- [WORK TO DO]
Transcribe the lines below word for word, omitting the pictures.

- [THE DATA]
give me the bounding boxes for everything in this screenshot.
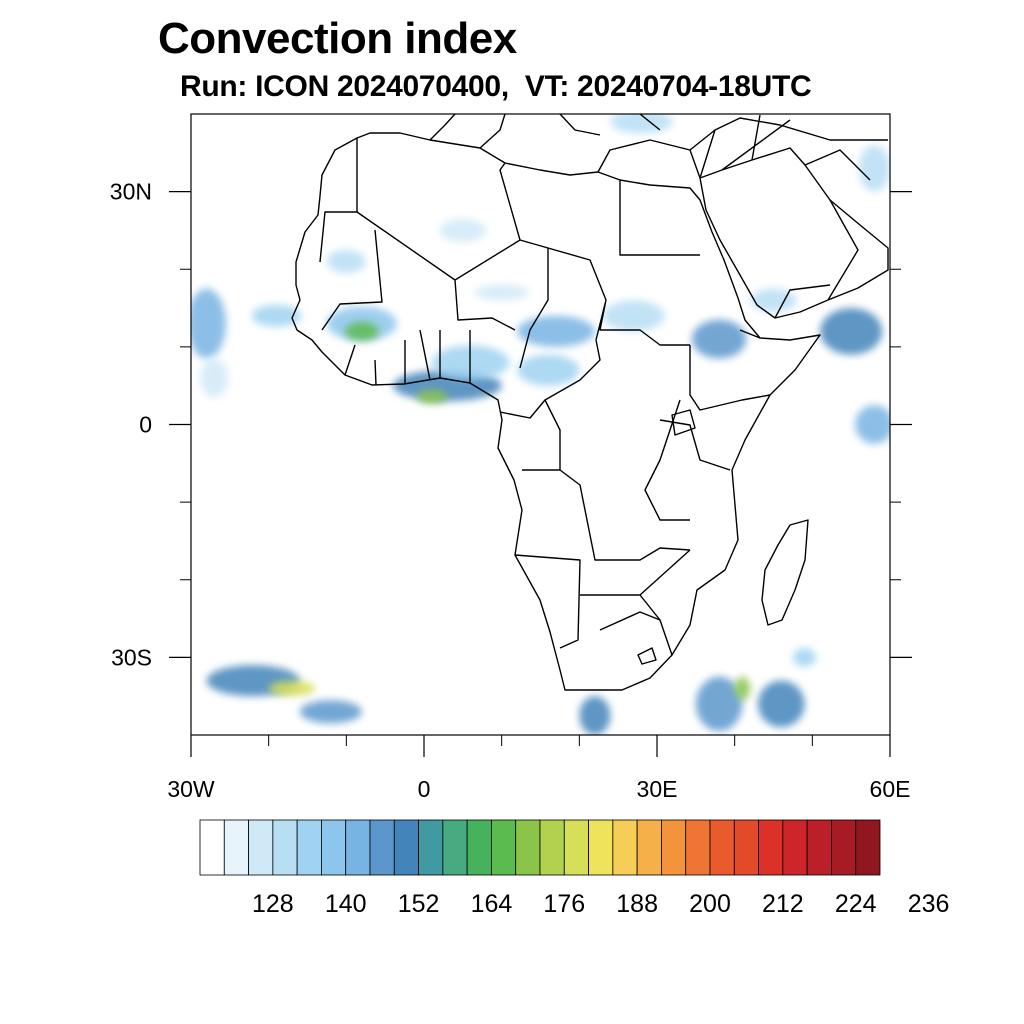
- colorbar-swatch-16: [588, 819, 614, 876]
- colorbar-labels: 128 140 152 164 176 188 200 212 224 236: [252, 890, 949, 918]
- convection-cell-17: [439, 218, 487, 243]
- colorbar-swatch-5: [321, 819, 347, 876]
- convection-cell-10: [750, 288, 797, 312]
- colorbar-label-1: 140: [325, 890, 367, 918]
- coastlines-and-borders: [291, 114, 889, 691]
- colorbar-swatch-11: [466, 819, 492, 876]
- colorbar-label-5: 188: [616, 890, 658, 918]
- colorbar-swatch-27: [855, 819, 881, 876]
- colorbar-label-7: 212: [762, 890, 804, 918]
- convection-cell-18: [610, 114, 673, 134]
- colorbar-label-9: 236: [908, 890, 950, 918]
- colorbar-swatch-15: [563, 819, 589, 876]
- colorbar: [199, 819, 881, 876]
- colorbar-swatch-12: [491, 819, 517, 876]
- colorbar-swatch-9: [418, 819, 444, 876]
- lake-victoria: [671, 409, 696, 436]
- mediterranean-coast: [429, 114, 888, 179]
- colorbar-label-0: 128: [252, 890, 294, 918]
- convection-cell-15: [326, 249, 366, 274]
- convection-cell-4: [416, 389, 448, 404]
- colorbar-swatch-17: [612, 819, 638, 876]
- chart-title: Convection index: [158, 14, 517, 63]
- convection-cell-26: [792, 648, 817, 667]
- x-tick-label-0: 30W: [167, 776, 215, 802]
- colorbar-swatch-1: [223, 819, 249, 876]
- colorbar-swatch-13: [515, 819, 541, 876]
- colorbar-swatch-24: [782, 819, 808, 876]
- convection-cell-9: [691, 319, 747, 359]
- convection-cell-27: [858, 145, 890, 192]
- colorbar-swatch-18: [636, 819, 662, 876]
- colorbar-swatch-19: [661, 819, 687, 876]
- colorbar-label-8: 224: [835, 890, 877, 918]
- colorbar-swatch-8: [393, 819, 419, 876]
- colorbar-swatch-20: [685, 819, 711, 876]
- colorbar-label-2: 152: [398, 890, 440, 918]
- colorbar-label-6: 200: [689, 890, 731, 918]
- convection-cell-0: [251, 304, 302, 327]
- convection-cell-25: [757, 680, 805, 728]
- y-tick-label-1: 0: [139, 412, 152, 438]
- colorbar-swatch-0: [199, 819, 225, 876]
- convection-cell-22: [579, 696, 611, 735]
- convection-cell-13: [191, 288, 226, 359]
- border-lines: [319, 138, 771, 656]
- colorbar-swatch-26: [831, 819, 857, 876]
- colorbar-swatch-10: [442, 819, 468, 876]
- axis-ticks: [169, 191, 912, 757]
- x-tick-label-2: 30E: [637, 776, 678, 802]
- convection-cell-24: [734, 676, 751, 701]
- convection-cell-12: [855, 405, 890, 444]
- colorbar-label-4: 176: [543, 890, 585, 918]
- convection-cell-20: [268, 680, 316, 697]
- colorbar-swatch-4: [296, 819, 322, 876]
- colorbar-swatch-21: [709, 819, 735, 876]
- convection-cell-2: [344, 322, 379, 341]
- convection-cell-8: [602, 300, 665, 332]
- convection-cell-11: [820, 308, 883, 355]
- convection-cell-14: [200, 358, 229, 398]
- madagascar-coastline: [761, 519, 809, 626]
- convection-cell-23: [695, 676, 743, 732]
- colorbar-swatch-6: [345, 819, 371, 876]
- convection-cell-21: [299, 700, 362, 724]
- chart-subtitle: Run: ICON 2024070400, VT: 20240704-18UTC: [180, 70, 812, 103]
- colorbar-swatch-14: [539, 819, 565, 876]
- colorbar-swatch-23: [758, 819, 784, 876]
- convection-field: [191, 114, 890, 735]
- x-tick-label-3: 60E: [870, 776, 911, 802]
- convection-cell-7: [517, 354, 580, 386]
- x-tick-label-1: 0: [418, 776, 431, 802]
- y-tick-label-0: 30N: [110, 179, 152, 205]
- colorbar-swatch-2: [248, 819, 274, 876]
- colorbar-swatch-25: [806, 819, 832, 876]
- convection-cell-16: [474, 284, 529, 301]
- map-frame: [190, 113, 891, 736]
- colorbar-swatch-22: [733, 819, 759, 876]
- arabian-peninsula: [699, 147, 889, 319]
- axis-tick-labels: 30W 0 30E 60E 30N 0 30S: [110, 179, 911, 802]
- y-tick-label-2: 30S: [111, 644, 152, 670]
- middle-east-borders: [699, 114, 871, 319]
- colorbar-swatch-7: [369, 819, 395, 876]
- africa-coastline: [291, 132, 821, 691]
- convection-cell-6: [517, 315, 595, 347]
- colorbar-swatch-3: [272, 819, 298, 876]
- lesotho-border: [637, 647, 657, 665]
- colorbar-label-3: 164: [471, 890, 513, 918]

- [ANSWER TO THIS PROBLEM]
give me the bounding boxes for everything in this screenshot.
- colorbar-swatch-16: [588, 819, 614, 876]
- colorbar-labels: 128 140 152 164 176 188 200 212 224 236: [252, 890, 949, 918]
- convection-cell-17: [439, 218, 487, 243]
- colorbar-swatch-5: [321, 819, 347, 876]
- convection-cell-10: [750, 288, 797, 312]
- colorbar-label-1: 140: [325, 890, 367, 918]
- coastlines-and-borders: [291, 114, 889, 691]
- colorbar-swatch-11: [466, 819, 492, 876]
- colorbar-label-5: 188: [616, 890, 658, 918]
- colorbar-swatch-27: [855, 819, 881, 876]
- colorbar-label-7: 212: [762, 890, 804, 918]
- convection-cell-18: [610, 114, 673, 134]
- colorbar-label-9: 236: [908, 890, 950, 918]
- colorbar-swatch-15: [563, 819, 589, 876]
- colorbar: [199, 819, 881, 876]
- colorbar-swatch-12: [491, 819, 517, 876]
- colorbar-swatch-9: [418, 819, 444, 876]
- lake-victoria: [671, 409, 696, 436]
- mediterranean-coast: [429, 114, 888, 179]
- colorbar-label-0: 128: [252, 890, 294, 918]
- convection-cell-15: [326, 249, 366, 274]
- convection-cell-4: [416, 389, 448, 404]
- colorbar-swatch-17: [612, 819, 638, 876]
- chart-title: Convection index: [158, 14, 517, 63]
- convection-cell-26: [792, 648, 817, 667]
- x-tick-label-0: 30W: [167, 776, 215, 802]
- colorbar-swatch-1: [223, 819, 249, 876]
- colorbar-swatch-13: [515, 819, 541, 876]
- colorbar-swatch-24: [782, 819, 808, 876]
- convection-cell-9: [691, 319, 747, 359]
- convection-cell-27: [858, 145, 890, 192]
- colorbar-swatch-18: [636, 819, 662, 876]
- colorbar-swatch-19: [661, 819, 687, 876]
- colorbar-label-8: 224: [835, 890, 877, 918]
- colorbar-swatch-8: [393, 819, 419, 876]
- colorbar-swatch-20: [685, 819, 711, 876]
- colorbar-label-2: 152: [398, 890, 440, 918]
- colorbar-label-6: 200: [689, 890, 731, 918]
- convection-cell-0: [251, 304, 302, 327]
- convection-cell-25: [757, 680, 805, 728]
- y-tick-label-1: 0: [139, 412, 152, 438]
- colorbar-swatch-0: [199, 819, 225, 876]
- convection-cell-22: [579, 696, 611, 735]
- convection-cell-13: [191, 288, 226, 359]
- border-lines: [319, 138, 771, 656]
- colorbar-swatch-26: [831, 819, 857, 876]
- colorbar-swatch-10: [442, 819, 468, 876]
- axis-ticks: [169, 191, 912, 757]
- x-tick-label-2: 30E: [637, 776, 678, 802]
- convection-cell-24: [734, 676, 751, 701]
- convection-cell-12: [855, 405, 890, 444]
- colorbar-label-4: 176: [543, 890, 585, 918]
- convection-cell-20: [268, 680, 316, 697]
- colorbar-swatch-4: [296, 819, 322, 876]
- colorbar-swatch-21: [709, 819, 735, 876]
- convection-cell-2: [344, 322, 379, 341]
- convection-cell-8: [602, 300, 665, 332]
- convection-cell-11: [820, 308, 883, 355]
- convection-cell-14: [200, 358, 229, 398]
- madagascar-coastline: [761, 519, 809, 626]
- convection-cell-23: [695, 676, 743, 732]
- colorbar-swatch-6: [345, 819, 371, 876]
- convection-cell-21: [299, 700, 362, 724]
- chart-subtitle: Run: ICON 2024070400, VT: 20240704-18UTC: [180, 70, 812, 103]
- colorbar-swatch-14: [539, 819, 565, 876]
- colorbar-swatch-23: [758, 819, 784, 876]
- convection-field: [191, 114, 890, 735]
- x-tick-label-3: 60E: [870, 776, 911, 802]
- convection-cell-7: [517, 354, 580, 386]
- x-tick-label-1: 0: [418, 776, 431, 802]
- y-tick-label-0: 30N: [110, 179, 152, 205]
- colorbar-swatch-2: [248, 819, 274, 876]
- colorbar-swatch-25: [806, 819, 832, 876]
- convection-cell-16: [474, 284, 529, 301]
- map-frame: [190, 113, 891, 736]
- colorbar-swatch-22: [733, 819, 759, 876]
- arabian-peninsula: [699, 147, 889, 319]
- axis-tick-labels: 30W 0 30E 60E 30N 0 30S: [110, 179, 911, 802]
- y-tick-label-2: 30S: [111, 644, 152, 670]
- middle-east-borders: [699, 114, 871, 319]
- colorbar-swatch-7: [369, 819, 395, 876]
- africa-coastline: [291, 132, 821, 691]
- convection-cell-6: [517, 315, 595, 347]
- colorbar-swatch-3: [272, 819, 298, 876]
- lesotho-border: [637, 647, 657, 665]
- colorbar-label-3: 164: [471, 890, 513, 918]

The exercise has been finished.